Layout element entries
──────────

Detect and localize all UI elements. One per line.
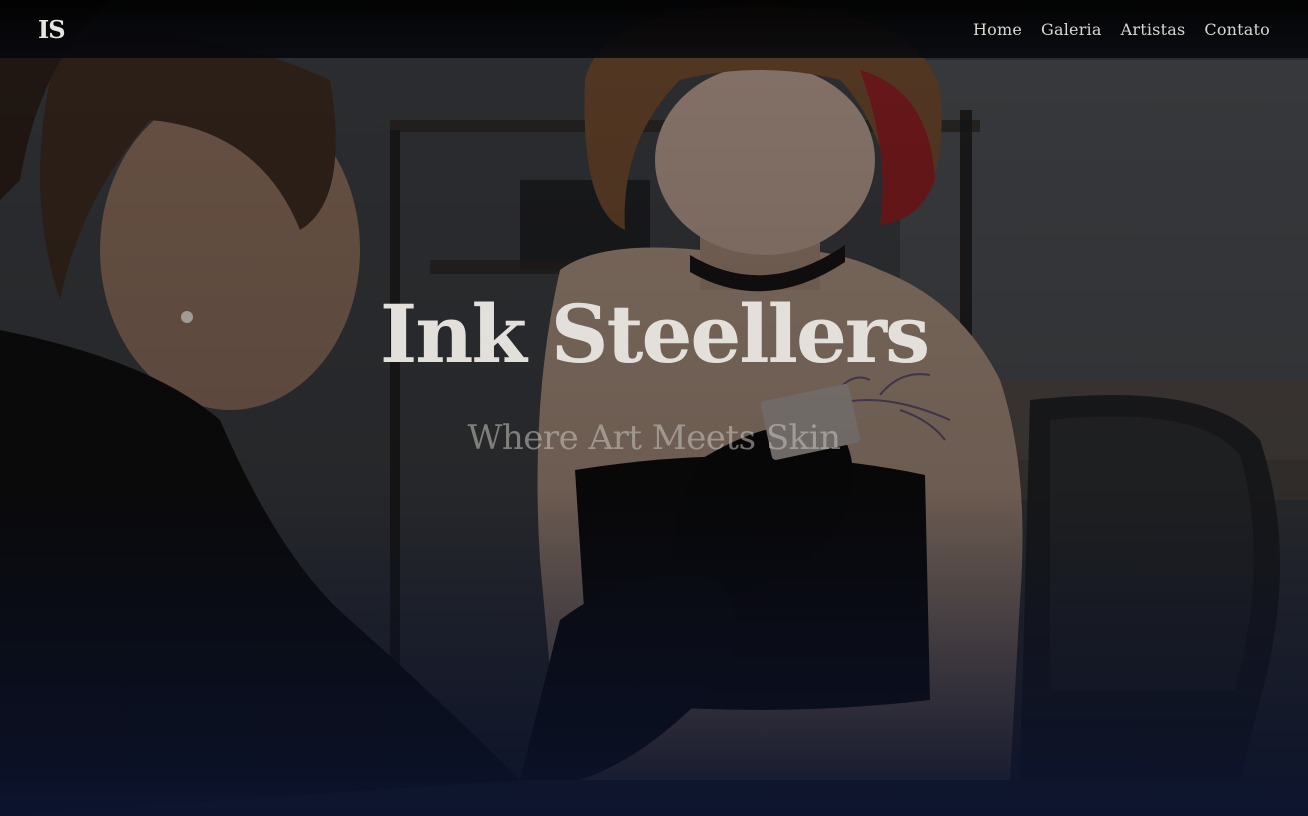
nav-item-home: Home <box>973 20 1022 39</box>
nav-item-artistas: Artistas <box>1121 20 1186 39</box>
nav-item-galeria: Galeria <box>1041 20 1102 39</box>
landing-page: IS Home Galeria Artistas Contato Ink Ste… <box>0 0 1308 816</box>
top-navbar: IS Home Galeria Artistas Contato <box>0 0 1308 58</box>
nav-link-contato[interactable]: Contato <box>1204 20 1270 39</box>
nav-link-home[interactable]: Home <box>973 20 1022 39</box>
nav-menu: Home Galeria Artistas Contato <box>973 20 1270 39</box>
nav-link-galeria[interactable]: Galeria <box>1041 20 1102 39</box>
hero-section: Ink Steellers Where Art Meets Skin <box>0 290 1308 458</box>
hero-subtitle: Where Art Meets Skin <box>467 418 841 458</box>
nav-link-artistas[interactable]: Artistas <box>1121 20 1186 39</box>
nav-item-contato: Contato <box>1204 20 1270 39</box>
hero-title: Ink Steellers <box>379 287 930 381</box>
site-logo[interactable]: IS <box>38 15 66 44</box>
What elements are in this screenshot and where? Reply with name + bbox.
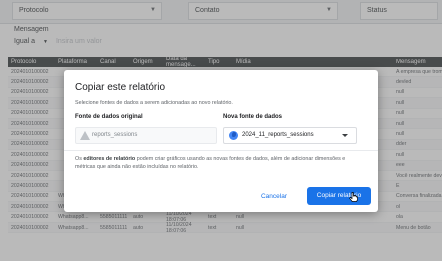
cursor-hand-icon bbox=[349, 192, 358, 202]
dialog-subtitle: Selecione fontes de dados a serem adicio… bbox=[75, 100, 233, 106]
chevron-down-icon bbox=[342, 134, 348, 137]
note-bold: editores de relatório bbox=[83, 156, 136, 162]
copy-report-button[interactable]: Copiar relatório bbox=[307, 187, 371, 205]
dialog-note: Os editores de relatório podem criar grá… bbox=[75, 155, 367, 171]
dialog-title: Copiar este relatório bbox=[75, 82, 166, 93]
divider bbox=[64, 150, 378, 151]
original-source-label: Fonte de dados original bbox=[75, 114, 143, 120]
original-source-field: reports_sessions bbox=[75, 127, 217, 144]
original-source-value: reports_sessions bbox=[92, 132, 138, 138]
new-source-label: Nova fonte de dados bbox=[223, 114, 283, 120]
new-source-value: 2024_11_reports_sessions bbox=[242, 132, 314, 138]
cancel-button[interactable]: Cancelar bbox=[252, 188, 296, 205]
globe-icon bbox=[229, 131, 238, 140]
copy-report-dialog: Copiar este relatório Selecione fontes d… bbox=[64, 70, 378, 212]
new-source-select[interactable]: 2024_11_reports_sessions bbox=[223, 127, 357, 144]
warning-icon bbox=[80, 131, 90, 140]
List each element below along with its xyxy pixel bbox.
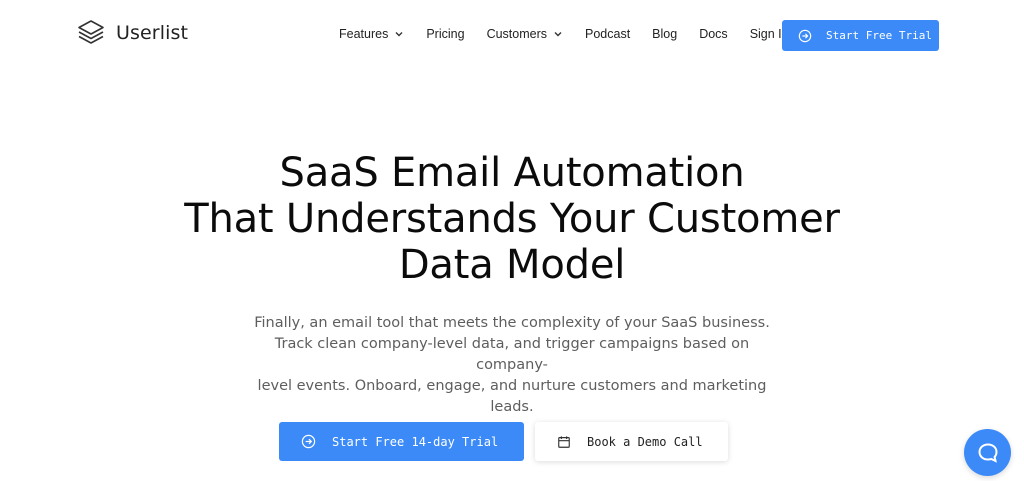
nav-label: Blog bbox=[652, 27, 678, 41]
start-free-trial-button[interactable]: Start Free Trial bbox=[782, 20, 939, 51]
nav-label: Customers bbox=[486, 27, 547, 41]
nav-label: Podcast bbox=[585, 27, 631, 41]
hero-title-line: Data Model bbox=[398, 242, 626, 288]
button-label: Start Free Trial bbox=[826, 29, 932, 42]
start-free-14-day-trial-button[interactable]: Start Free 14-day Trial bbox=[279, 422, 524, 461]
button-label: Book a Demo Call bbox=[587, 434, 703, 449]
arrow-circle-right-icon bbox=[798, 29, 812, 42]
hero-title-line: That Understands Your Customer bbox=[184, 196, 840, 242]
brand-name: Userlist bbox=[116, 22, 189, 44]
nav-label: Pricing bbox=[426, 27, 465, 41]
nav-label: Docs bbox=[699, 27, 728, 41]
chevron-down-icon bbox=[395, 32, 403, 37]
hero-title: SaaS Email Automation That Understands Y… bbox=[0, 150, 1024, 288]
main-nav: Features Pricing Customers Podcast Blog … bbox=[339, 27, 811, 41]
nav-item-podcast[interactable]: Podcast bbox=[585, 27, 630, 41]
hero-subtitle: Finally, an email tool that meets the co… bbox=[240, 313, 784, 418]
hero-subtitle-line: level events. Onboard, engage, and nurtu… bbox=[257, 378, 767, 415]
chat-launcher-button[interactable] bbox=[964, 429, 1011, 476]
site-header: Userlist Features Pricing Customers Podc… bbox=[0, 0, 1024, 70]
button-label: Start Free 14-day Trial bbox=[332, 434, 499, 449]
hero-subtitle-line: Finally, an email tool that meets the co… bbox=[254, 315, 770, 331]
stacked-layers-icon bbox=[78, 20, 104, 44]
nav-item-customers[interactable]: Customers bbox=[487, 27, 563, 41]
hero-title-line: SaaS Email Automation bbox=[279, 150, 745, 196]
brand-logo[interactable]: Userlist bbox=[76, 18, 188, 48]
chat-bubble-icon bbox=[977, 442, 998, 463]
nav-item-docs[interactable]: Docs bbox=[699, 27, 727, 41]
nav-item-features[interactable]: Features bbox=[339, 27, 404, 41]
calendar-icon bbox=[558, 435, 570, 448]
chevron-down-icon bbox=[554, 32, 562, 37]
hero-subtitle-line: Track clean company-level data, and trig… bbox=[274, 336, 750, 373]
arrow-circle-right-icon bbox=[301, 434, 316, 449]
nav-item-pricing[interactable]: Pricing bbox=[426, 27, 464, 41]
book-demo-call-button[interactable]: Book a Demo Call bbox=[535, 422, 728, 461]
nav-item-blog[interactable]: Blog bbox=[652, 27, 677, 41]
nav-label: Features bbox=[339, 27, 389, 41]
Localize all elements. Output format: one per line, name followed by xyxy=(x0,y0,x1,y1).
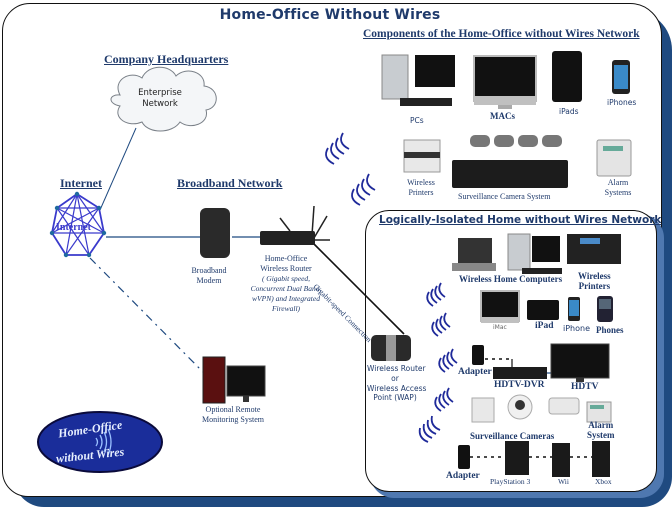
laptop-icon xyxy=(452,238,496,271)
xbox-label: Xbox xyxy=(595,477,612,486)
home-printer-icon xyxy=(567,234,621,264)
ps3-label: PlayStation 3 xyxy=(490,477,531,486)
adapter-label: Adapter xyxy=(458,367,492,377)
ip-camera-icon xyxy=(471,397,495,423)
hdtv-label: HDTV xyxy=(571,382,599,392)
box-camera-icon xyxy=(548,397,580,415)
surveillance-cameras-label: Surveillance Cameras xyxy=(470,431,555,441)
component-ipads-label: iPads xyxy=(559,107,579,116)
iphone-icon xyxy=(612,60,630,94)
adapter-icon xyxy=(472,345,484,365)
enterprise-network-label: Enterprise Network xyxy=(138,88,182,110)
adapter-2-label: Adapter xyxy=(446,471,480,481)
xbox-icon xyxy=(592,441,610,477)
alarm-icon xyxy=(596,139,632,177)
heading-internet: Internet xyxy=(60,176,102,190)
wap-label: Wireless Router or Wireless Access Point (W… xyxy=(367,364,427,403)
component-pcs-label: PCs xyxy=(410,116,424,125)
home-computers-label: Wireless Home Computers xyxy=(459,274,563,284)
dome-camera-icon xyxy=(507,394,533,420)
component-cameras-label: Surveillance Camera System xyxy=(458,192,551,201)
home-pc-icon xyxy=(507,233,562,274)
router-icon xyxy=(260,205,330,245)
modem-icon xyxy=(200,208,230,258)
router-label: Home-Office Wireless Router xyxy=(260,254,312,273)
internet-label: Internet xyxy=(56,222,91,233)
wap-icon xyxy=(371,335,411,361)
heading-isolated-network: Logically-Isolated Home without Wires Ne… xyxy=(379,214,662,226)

──────────

### Stated goal
Reproduce the material in full, changing "relatório" to "documento" every time it appears and keeping everything else the same. Omit the pictures from your answer.

### The answer
Detect and localize all UI elements. One per line.
nav-item-home: Home <box>973 20 1022 39</box>
nav-item-artistas: Artistas <box>1121 20 1186 39</box>
nav-item-galeria: Galeria <box>1041 20 1102 39</box>
landing-page: IS Home Galeria Artistas Contato Ink Ste… <box>0 0 1308 816</box>
top-navbar: IS Home Galeria Artistas Contato <box>0 0 1308 58</box>
nav-link-contato[interactable]: Contato <box>1204 20 1270 39</box>
nav-link-home[interactable]: Home <box>973 20 1022 39</box>
nav-menu: Home Galeria Artistas Contato <box>973 20 1270 39</box>
nav-link-galeria[interactable]: Galeria <box>1041 20 1102 39</box>
hero-section: Ink Steellers Where Art Meets Skin <box>0 290 1308 458</box>
hero-subtitle: Where Art Meets Skin <box>467 418 841 458</box>
nav-link-artistas[interactable]: Artistas <box>1121 20 1186 39</box>
nav-item-contato: Contato <box>1204 20 1270 39</box>
hero-title: Ink Steellers <box>379 287 930 381</box>
site-logo[interactable]: IS <box>38 15 66 44</box>
What elements are in this screenshot and where? Reply with name + bbox.
cursor-hand-icon bbox=[349, 192, 358, 202]
dialog-subtitle: Selecione fontes de dados a serem adicio… bbox=[75, 100, 233, 106]
chevron-down-icon bbox=[342, 134, 348, 137]
note-bold: editores de documento bbox=[83, 156, 136, 162]
copy-report-button[interactable]: Copiar documento bbox=[307, 187, 371, 205]
dialog-note: Os editores de documento podem criar grá… bbox=[75, 155, 367, 171]
dialog-title: Copiar este documento bbox=[75, 82, 166, 93]
divider bbox=[64, 150, 378, 151]
original-source-label: Fonte de dados original bbox=[75, 114, 143, 120]
original-source-field: reports_sessions bbox=[75, 127, 217, 144]
original-source-value: reports_sessions bbox=[92, 132, 138, 138]
new-source-label: Nova fonte de dados bbox=[223, 114, 283, 120]
new-source-value: 2024_11_reports_sessions bbox=[242, 132, 314, 138]
cancel-button[interactable]: Cancelar bbox=[252, 188, 296, 205]
globe-icon bbox=[229, 131, 238, 140]
copy-report-dialog: Copiar este documento Selecione fontes d… bbox=[64, 70, 378, 212]
new-source-select[interactable]: 2024_11_reports_sessions bbox=[223, 127, 357, 144]
warning-icon bbox=[80, 131, 90, 140]
List each element below along with its xyxy pixel bbox.
nav-label: Blog bbox=[652, 27, 678, 41]
start-free-trial-button[interactable]: Start Free Trial bbox=[782, 20, 939, 51]
nav-label: Customers bbox=[486, 27, 547, 41]
nav-label: Podcast bbox=[585, 27, 631, 41]
hero-title-line: Data Model bbox=[398, 242, 626, 288]
button-label: Start Free Trial bbox=[826, 29, 932, 42]
start-free-14-day-trial-button[interactable]: Start Free 14-day Trial bbox=[279, 422, 524, 461]
button-label: Book a Demo Call bbox=[587, 434, 703, 449]
arrow-circle-right-icon bbox=[798, 29, 812, 42]
hero-title-line: That Understands Your Customer bbox=[184, 196, 840, 242]
brand-name: Userlist bbox=[116, 22, 189, 44]
nav-label: Pricing bbox=[426, 27, 465, 41]
nav-label: Docs bbox=[699, 27, 728, 41]
chevron-down-icon bbox=[395, 32, 403, 37]
hero-title: SaaS Email Automation That Understands Y… bbox=[0, 150, 1024, 288]
main-nav: Features Pricing Customers Podcast Blog … bbox=[339, 27, 811, 41]
nav-item-podcast[interactable]: Podcast bbox=[585, 27, 630, 41]
hero-subtitle: Finally, an email tool that meets the co… bbox=[240, 313, 784, 418]
hero-subtitle-line: level events. Onboard, engage, and nurtu… bbox=[257, 378, 767, 415]
chat-launcher-button[interactable] bbox=[964, 429, 1011, 476]
site-header: Userlist Features Pricing Customers Podc… bbox=[0, 0, 1024, 70]
button-label: Start Free 14-day Trial bbox=[332, 434, 499, 449]
hero-subtitle-line: Finally, an email tool that meets the co… bbox=[254, 315, 770, 331]
stacked-layers-icon bbox=[78, 20, 104, 44]
nav-item-customers[interactable]: Customers bbox=[487, 27, 563, 41]
hero-title-line: SaaS Email Automation bbox=[279, 150, 745, 196]
brand-logo[interactable]: Userlist bbox=[76, 18, 188, 48]
chat-bubble-icon bbox=[977, 442, 998, 463]
nav-item-docs[interactable]: Docs bbox=[699, 27, 727, 41]
nav-item-features[interactable]: Features bbox=[339, 27, 404, 41]
calendar-icon bbox=[558, 435, 570, 448]
chevron-down-icon bbox=[554, 32, 562, 37]
hero-subtitle-line: Track clean company-level data, and trig… bbox=[274, 336, 750, 373]
arrow-circle-right-icon bbox=[301, 434, 316, 449]
nav-item-pricing[interactable]: Pricing bbox=[426, 27, 464, 41]
book-demo-call-button[interactable]: Book a Demo Call bbox=[535, 422, 728, 461]
nav-item-blog[interactable]: Blog bbox=[652, 27, 677, 41]
nav-label: Features bbox=[339, 27, 389, 41]
Localize all elements. Output format: one per line, name followed by xyxy=(x0,y0,x1,y1).
laptop-icon xyxy=(452,238,496,271)
xbox-label: Xbox xyxy=(595,477,612,486)
home-printer-icon xyxy=(567,234,621,264)
ps3-label: PlayStation 3 xyxy=(490,477,531,486)
adapter-label: Adapter xyxy=(458,367,492,377)
ip-camera-icon xyxy=(471,397,495,423)
hdtv-label: HDTV xyxy=(571,382,599,392)
box-camera-icon xyxy=(548,397,580,415)
surveillance-cameras-label: Surveillance Cameras xyxy=(470,431,555,441)
component-ipads-label: iPads xyxy=(559,107,579,116)
iphone-icon xyxy=(612,60,630,94)
adapter-icon xyxy=(472,345,484,365)
enterprise-network-label: Enterprise Network xyxy=(138,88,182,110)
adapter-2-label: Adapter xyxy=(446,471,480,481)
xbox-icon xyxy=(592,441,610,477)
alarm-icon xyxy=(596,139,632,177)
heading-internet: Internet xyxy=(60,176,102,190)
wap-label: Wireless Router or Wireless Access Point (W… xyxy=(367,364,427,403)
component-pcs-label: PCs xyxy=(410,116,424,125)
home-computers-label: Wireless Home Computers xyxy=(459,274,563,284)
dome-camera-icon xyxy=(507,394,533,420)
component-cameras-label: Surveillance Camera System xyxy=(458,192,551,201)
home-pc-icon xyxy=(507,233,562,274)
router-icon xyxy=(260,205,330,245)
modem-icon xyxy=(200,208,230,258)
router-label: Home-Office Wireless Router xyxy=(260,254,312,273)
internet-label: Internet xyxy=(56,222,91,233)
wap-icon xyxy=(371,335,411,361)
heading-isolated-network: Logically-Isolated Home without Wires Ne… xyxy=(379,214,662,226)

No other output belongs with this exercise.